Task description: Each record below is to be copied word for word, with pictures removed.

Records supplied:
Begin
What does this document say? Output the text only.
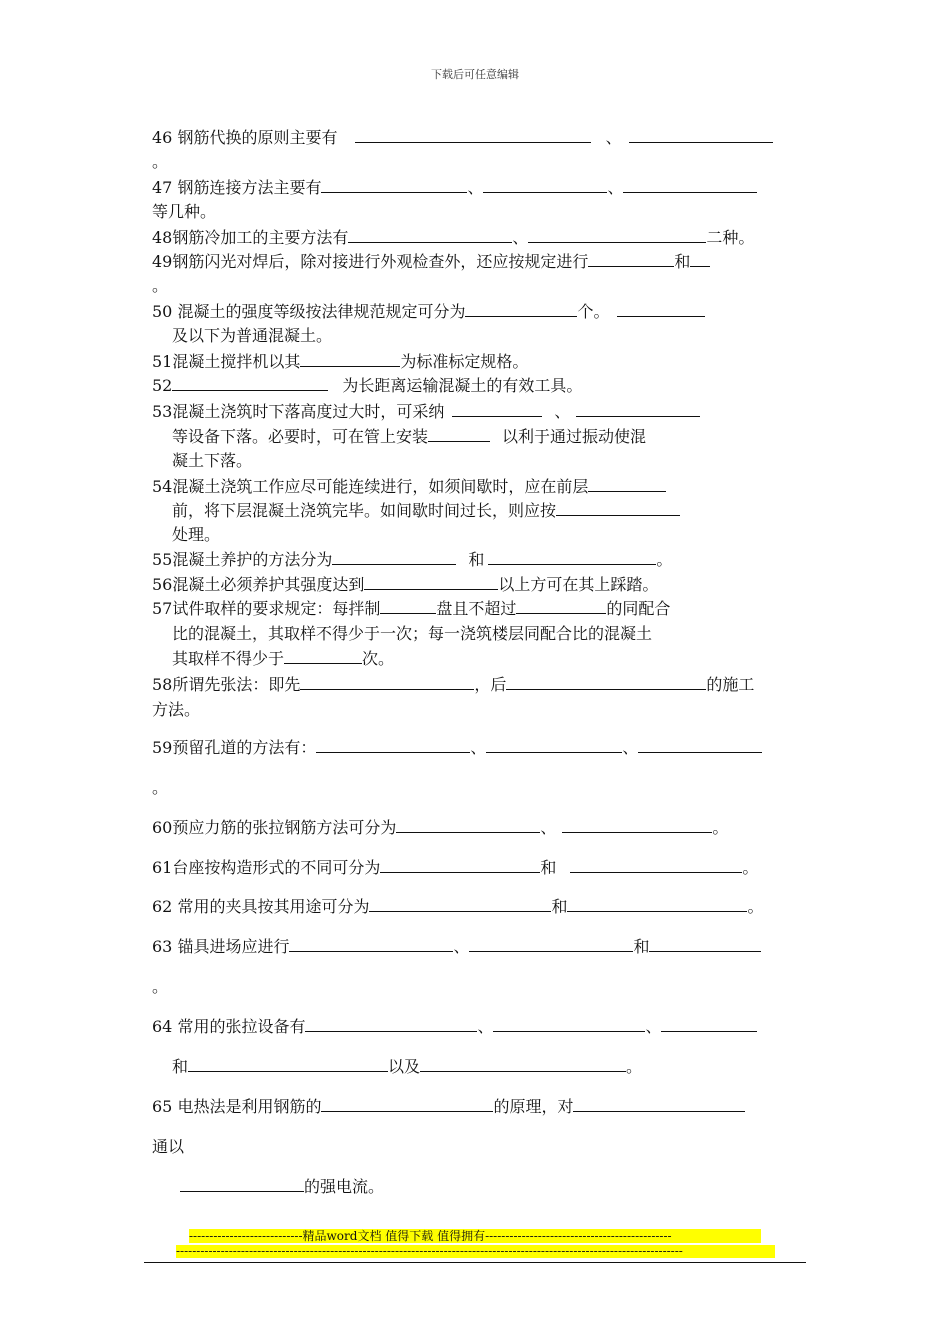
下载后可任意编辑
46 钢筋代换的原则主要有	、
。
47 钢筋连接方法主要有	、	、
等几种。
48钢筋冷加工的主要方法有	、	二种。
49钢筋闪光对焊后，除对接进行外观检查外，还应按规定进行	和
。
50 混凝土的强度等级按法律规范规定可分为	个。
及以下为普通混凝土。
51混凝土搅拌机以其	为标准标定规格。
52	为长距离运输混凝土的有效工具。
53混凝土浇筑时下落高度过大时，可采纳	、
等设备下落。必要时，可在管上安装	以利于通过振动使混
凝土下落。
54混凝土浇筑工作应尽可能连续进行，如须间歇时，应在前层
前，将下层混凝土浇筑完毕。如间歇时间过长，则应按
处理。
55混凝土养护的方法分为	和	。
56混凝土必须养护其强度达到	以上方可在其上踩踏。
57试件取样的要求规定：每拌制	盘且不超过	的同配合
比的混凝土，其取样不得少于一次；每一浇筑楼层同配合比的混凝土
其取样不得少于	次。
58所谓先张法：即先	，后	的施工
方法。
59预留孔道的方法有：	、	、
。
60预应力筋的张拉钢筋方法可分为	、	。
61台座按构造形式的不同可分为	和	。
62 常用的夹具按其用途可分为	和	。
63 锚具进场应进行	、	和
。
64 常用的张拉设备有	、	、
和	以及	。
65 电热法是利用钢筋的	的原理，对
通以
的强电流。
----------------------------精品word文档 值得下载 值得拥有----------------------------------------------
-----------------------------------------------------------------------------------------------------------------------------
End
Result for this task:
What does this document say? Output the text only.
下载后可任意编辑
46 钢筋代换的原则主要有	、
。
47 钢筋连接方法主要有	、	、
等几种。
48钢筋冷加工的主要方法有	、	二种。
49钢筋闪光对焊后，除对接进行外观检查外，还应按规定进行	和
。
50 混凝土的强度等级按法律规范规定可分为	个。
及以下为普通混凝土。
51混凝土搅拌机以其	为标准标定规格。
52	为长距离运输混凝土的有效工具。
53混凝土浇筑时下落高度过大时，可采纳	、
等设备下落。必要时，可在管上安装	以利于通过振动使混
凝土下落。
54混凝土浇筑工作应尽可能连续进行，如须间歇时，应在前层
前，将下层混凝土浇筑完毕。如间歇时间过长，则应按
处理。
55混凝土养护的方法分为	和	。
56混凝土必须养护其强度达到	以上方可在其上踩踏。
57试件取样的要求规定：每拌制	盘且不超过	的同配合
比的混凝土，其取样不得少于一次；每一浇筑楼层同配合比的混凝土
其取样不得少于	次。
58所谓先张法：即先	，后	的施工
方法。
59预留孔道的方法有：	、	、
。
60预应力筋的张拉钢筋方法可分为	、	。
61台座按构造形式的不同可分为	和	。
62 常用的夹具按其用途可分为	和	。
63 锚具进场应进行	、	和
。
64 常用的张拉设备有	、	、
和	以及	。
65 电热法是利用钢筋的	的原理，对
通以
的强电流。
----------------------------精品word文档 值得下载 值得拥有----------------------------------------------
-----------------------------------------------------------------------------------------------------------------------------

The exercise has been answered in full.